Pictures within the data are to be left out; everything else must be reproduced exactly.

* Begin INFORMATION SUPPLIED *

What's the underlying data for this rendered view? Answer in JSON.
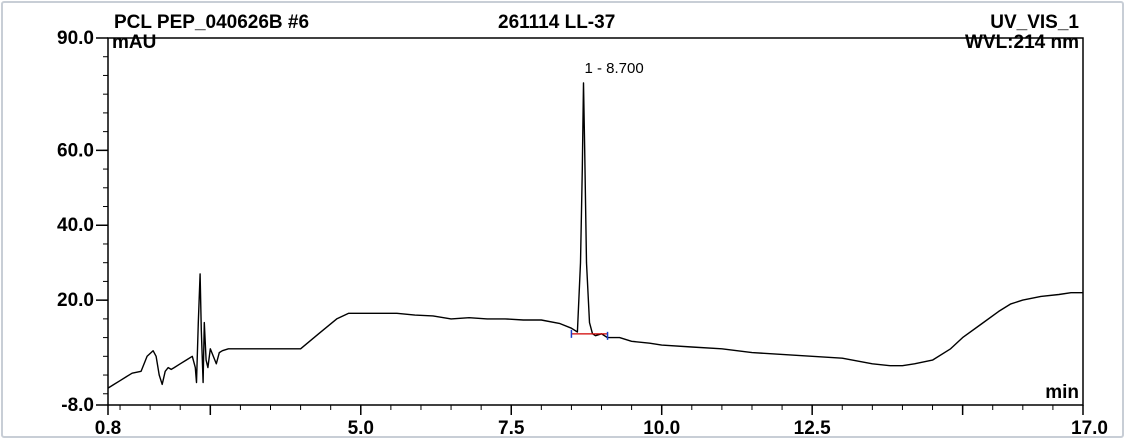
{
  "header": {
    "sample": "PCL PEP_040626B #6",
    "injection": "261114 LL-37",
    "channel": "UV_VIS_1",
    "y_unit": "mAU",
    "wavelength": "WVL:214 nm",
    "x_unit": "min"
  },
  "chart_data": {
    "type": "line",
    "title": "",
    "xlabel": "min",
    "ylabel": "mAU",
    "xlim": [
      0.8,
      17.0
    ],
    "ylim": [
      -8.0,
      90.0
    ],
    "x_ticks": [
      {
        "value": 0.8,
        "label": "0.8"
      },
      {
        "value": 5.0,
        "label": "5.0"
      },
      {
        "value": 7.5,
        "label": "7.5"
      },
      {
        "value": 10.0,
        "label": "10.0"
      },
      {
        "value": 12.5,
        "label": "12.5"
      },
      {
        "value": 17.0,
        "label": "17.0"
      }
    ],
    "y_ticks": [
      {
        "value": -8.0,
        "label": "-8.0"
      },
      {
        "value": 20.0,
        "label": "20.0"
      },
      {
        "value": 40.0,
        "label": "40.0"
      },
      {
        "value": 60.0,
        "label": "60.0"
      },
      {
        "value": 90.0,
        "label": "90.0"
      }
    ],
    "peak_label": {
      "text": "1 - 8.700",
      "x": 8.7,
      "y": 79.0
    },
    "baseline_segment": {
      "x": [
        8.5,
        9.1
      ],
      "y": [
        11.0,
        11.0
      ]
    },
    "grid": false,
    "series": [
      {
        "color": "#000000",
        "x": [
          0.8,
          0.9,
          1.0,
          1.1,
          1.2,
          1.35,
          1.45,
          1.55,
          1.6,
          1.65,
          1.7,
          1.75,
          1.8,
          1.85,
          1.9,
          2.0,
          2.1,
          2.2,
          2.25,
          2.27,
          2.3,
          2.33,
          2.35,
          2.38,
          2.4,
          2.43,
          2.46,
          2.5,
          2.55,
          2.6,
          2.65,
          2.7,
          2.8,
          3.0,
          3.5,
          4.0,
          4.3,
          4.6,
          4.8,
          5.0,
          5.3,
          5.6,
          5.9,
          6.2,
          6.5,
          6.8,
          7.1,
          7.4,
          7.7,
          8.0,
          8.3,
          8.5,
          8.6,
          8.65,
          8.68,
          8.7,
          8.72,
          8.75,
          8.8,
          8.85,
          8.9,
          9.0,
          9.1,
          9.3,
          9.5,
          9.8,
          10.0,
          10.5,
          11.0,
          11.5,
          12.0,
          12.5,
          13.0,
          13.5,
          13.8,
          14.0,
          14.2,
          14.5,
          14.8,
          15.0,
          15.3,
          15.6,
          15.8,
          16.0,
          16.3,
          16.6,
          16.8,
          17.0
        ],
        "y": [
          -3.5,
          -2.5,
          -1.5,
          -0.5,
          0.5,
          1.0,
          5.0,
          6.5,
          5.0,
          0.0,
          -2.5,
          1.0,
          2.0,
          1.5,
          2.0,
          3.0,
          4.0,
          5.0,
          2.0,
          -2.0,
          14.0,
          27.0,
          12.0,
          -2.0,
          14.0,
          4.0,
          2.0,
          7.0,
          5.0,
          3.0,
          6.0,
          6.5,
          7.0,
          7.0,
          7.0,
          7.0,
          11.0,
          15.0,
          16.5,
          16.5,
          16.5,
          16.5,
          16.0,
          15.8,
          15.0,
          15.3,
          15.0,
          15.0,
          14.7,
          14.7,
          13.8,
          12.5,
          11.5,
          30.0,
          55.0,
          78.0,
          60.0,
          30.0,
          14.0,
          11.0,
          10.5,
          11.0,
          10.0,
          10.0,
          9.0,
          8.5,
          8.0,
          7.5,
          7.0,
          6.0,
          5.5,
          5.0,
          4.5,
          3.0,
          2.5,
          2.5,
          3.0,
          4.0,
          7.0,
          10.0,
          13.5,
          17.0,
          19.0,
          20.0,
          21.0,
          21.5,
          22.0,
          22.0
        ]
      }
    ]
  }
}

* End INFORMATION SUPPLIED *

## FINAL RESULT
What's the underlying data for this rendered view? Answer in JSON.
{
  "header": {
    "sample": "PCL PEP_040626B #6",
    "injection": "261114 LL-37",
    "channel": "UV_VIS_1",
    "y_unit": "mAU",
    "wavelength": "WVL:214 nm",
    "x_unit": "min"
  },
  "chart_data": {
    "type": "line",
    "title": "",
    "xlabel": "min",
    "ylabel": "mAU",
    "xlim": [
      0.8,
      17.0
    ],
    "ylim": [
      -8.0,
      90.0
    ],
    "x_ticks": [
      {
        "value": 0.8,
        "label": "0.8"
      },
      {
        "value": 5.0,
        "label": "5.0"
      },
      {
        "value": 7.5,
        "label": "7.5"
      },
      {
        "value": 10.0,
        "label": "10.0"
      },
      {
        "value": 12.5,
        "label": "12.5"
      },
      {
        "value": 17.0,
        "label": "17.0"
      }
    ],
    "y_ticks": [
      {
        "value": -8.0,
        "label": "-8.0"
      },
      {
        "value": 20.0,
        "label": "20.0"
      },
      {
        "value": 40.0,
        "label": "40.0"
      },
      {
        "value": 60.0,
        "label": "60.0"
      },
      {
        "value": 90.0,
        "label": "90.0"
      }
    ],
    "peak_label": {
      "text": "1 - 8.700",
      "x": 8.7,
      "y": 79.0
    },
    "baseline_segment": {
      "x": [
        8.5,
        9.1
      ],
      "y": [
        11.0,
        11.0
      ]
    },
    "grid": false,
    "series": [
      {
        "color": "#000000",
        "x": [
          0.8,
          0.9,
          1.0,
          1.1,
          1.2,
          1.35,
          1.45,
          1.55,
          1.6,
          1.65,
          1.7,
          1.75,
          1.8,
          1.85,
          1.9,
          2.0,
          2.1,
          2.2,
          2.25,
          2.27,
          2.3,
          2.33,
          2.35,
          2.38,
          2.4,
          2.43,
          2.46,
          2.5,
          2.55,
          2.6,
          2.65,
          2.7,
          2.8,
          3.0,
          3.5,
          4.0,
          4.3,
          4.6,
          4.8,
          5.0,
          5.3,
          5.6,
          5.9,
          6.2,
          6.5,
          6.8,
          7.1,
          7.4,
          7.7,
          8.0,
          8.3,
          8.5,
          8.6,
          8.65,
          8.68,
          8.7,
          8.72,
          8.75,
          8.8,
          8.85,
          8.9,
          9.0,
          9.1,
          9.3,
          9.5,
          9.8,
          10.0,
          10.5,
          11.0,
          11.5,
          12.0,
          12.5,
          13.0,
          13.5,
          13.8,
          14.0,
          14.2,
          14.5,
          14.8,
          15.0,
          15.3,
          15.6,
          15.8,
          16.0,
          16.3,
          16.6,
          16.8,
          17.0
        ],
        "y": [
          -3.5,
          -2.5,
          -1.5,
          -0.5,
          0.5,
          1.0,
          5.0,
          6.5,
          5.0,
          0.0,
          -2.5,
          1.0,
          2.0,
          1.5,
          2.0,
          3.0,
          4.0,
          5.0,
          2.0,
          -2.0,
          14.0,
          27.0,
          12.0,
          -2.0,
          14.0,
          4.0,
          2.0,
          7.0,
          5.0,
          3.0,
          6.0,
          6.5,
          7.0,
          7.0,
          7.0,
          7.0,
          11.0,
          15.0,
          16.5,
          16.5,
          16.5,
          16.5,
          16.0,
          15.8,
          15.0,
          15.3,
          15.0,
          15.0,
          14.7,
          14.7,
          13.8,
          12.5,
          11.5,
          30.0,
          55.0,
          78.0,
          60.0,
          30.0,
          14.0,
          11.0,
          10.5,
          11.0,
          10.0,
          10.0,
          9.0,
          8.5,
          8.0,
          7.5,
          7.0,
          6.0,
          5.5,
          5.0,
          4.5,
          3.0,
          2.5,
          2.5,
          3.0,
          4.0,
          7.0,
          10.0,
          13.5,
          17.0,
          19.0,
          20.0,
          21.0,
          21.5,
          22.0,
          22.0
        ]
      }
    ]
  }
}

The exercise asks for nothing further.